> [Task prompt]
Write out all the entries word for word and omit any pictures.

> [Stored data]
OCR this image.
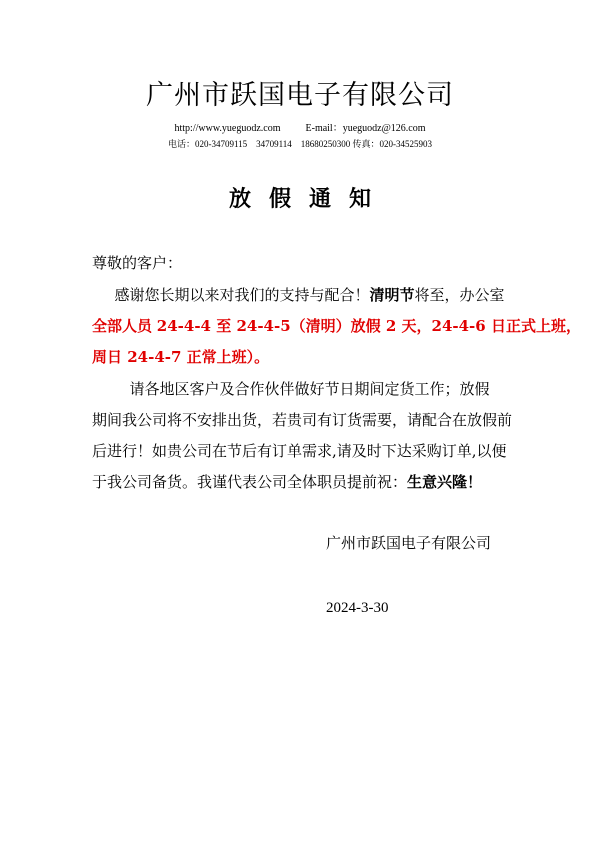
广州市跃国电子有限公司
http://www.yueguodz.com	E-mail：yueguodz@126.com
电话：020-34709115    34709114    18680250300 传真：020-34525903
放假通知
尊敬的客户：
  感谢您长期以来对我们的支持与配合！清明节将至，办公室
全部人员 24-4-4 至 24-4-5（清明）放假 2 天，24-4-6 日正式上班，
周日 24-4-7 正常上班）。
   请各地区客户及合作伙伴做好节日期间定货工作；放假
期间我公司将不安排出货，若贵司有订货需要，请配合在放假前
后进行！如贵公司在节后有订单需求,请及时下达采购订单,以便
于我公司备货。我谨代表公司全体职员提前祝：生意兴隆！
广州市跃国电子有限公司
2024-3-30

> [Solution for this task]
OCR this image.
广州市跃国电子有限公司
http://www.yueguodz.com	E-mail：yueguodz@126.com
电话：020-34709115    34709114    18680250300 传真：020-34525903
放假通知
尊敬的客户：
  感谢您长期以来对我们的支持与配合！清明节将至，办公室
全部人员 24-4-4 至 24-4-5（清明）放假 2 天，24-4-6 日正式上班，
周日 24-4-7 正常上班）。
   请各地区客户及合作伙伴做好节日期间定货工作；放假
期间我公司将不安排出货，若贵司有订货需要，请配合在放假前
后进行！如贵公司在节后有订单需求,请及时下达采购订单,以便
于我公司备货。我谨代表公司全体职员提前祝：生意兴隆！
广州市跃国电子有限公司
2024-3-30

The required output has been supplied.